Recorded data:
-- BEGIN --

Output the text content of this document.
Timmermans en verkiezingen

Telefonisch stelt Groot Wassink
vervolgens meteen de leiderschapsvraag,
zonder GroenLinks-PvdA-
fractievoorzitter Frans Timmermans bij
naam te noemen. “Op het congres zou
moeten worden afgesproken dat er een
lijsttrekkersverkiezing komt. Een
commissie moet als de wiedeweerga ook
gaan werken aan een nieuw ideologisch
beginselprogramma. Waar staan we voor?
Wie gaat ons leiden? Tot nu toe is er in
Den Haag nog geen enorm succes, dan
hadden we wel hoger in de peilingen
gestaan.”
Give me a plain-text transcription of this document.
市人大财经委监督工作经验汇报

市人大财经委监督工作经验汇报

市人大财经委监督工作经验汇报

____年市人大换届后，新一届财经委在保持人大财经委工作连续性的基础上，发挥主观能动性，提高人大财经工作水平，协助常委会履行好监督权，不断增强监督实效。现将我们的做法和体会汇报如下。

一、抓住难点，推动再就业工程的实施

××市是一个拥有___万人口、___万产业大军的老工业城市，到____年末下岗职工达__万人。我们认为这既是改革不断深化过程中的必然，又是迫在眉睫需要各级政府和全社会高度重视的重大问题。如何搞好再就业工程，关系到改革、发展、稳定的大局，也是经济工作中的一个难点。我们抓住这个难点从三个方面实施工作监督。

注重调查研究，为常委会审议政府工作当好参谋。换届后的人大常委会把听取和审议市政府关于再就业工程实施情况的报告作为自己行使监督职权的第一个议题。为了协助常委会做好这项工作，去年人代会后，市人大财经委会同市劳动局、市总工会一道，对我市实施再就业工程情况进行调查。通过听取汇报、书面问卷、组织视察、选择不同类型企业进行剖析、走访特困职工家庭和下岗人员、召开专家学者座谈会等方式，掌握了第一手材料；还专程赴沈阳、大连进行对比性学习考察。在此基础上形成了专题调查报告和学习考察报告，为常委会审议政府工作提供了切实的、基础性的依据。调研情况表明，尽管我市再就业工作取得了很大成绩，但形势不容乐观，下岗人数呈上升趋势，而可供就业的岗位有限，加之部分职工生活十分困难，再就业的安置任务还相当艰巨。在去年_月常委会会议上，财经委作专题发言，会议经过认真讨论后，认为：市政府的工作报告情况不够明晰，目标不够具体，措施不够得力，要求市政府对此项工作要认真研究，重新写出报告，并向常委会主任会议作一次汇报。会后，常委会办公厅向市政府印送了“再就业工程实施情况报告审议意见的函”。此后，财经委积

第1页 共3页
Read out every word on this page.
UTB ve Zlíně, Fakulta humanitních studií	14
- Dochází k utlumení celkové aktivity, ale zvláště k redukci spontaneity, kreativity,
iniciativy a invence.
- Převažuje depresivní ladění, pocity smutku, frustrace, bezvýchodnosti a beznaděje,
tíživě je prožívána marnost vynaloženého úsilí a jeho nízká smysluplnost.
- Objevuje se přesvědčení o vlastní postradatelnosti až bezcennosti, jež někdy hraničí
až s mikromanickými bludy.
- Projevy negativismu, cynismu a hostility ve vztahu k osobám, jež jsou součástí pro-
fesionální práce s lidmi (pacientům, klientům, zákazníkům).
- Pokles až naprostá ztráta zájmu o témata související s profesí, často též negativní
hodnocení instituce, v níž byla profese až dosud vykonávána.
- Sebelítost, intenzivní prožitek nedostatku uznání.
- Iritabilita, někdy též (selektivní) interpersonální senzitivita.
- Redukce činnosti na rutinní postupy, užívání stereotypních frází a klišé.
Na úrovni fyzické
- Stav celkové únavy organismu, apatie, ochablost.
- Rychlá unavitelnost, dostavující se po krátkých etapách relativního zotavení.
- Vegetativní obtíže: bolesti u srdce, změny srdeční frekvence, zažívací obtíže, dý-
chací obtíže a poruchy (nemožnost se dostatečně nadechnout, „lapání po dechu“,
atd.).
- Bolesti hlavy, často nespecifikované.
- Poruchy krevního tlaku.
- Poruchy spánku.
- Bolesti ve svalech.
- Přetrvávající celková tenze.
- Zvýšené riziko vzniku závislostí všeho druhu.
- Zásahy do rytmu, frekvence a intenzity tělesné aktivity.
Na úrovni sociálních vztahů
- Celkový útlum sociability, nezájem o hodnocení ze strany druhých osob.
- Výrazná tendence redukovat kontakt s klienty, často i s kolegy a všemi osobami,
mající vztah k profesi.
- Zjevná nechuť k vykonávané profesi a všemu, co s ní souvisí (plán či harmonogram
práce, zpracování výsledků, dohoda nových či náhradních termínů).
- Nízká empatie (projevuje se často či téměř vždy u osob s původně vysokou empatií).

-- END --

Report each line in the data that holds the word "celkové".

- Dochází k utlumení celkové aktivity, ale zvláště k redukci spontaneity, kreativity,
- Stav celkové únavy organismu, apatie, ochablost.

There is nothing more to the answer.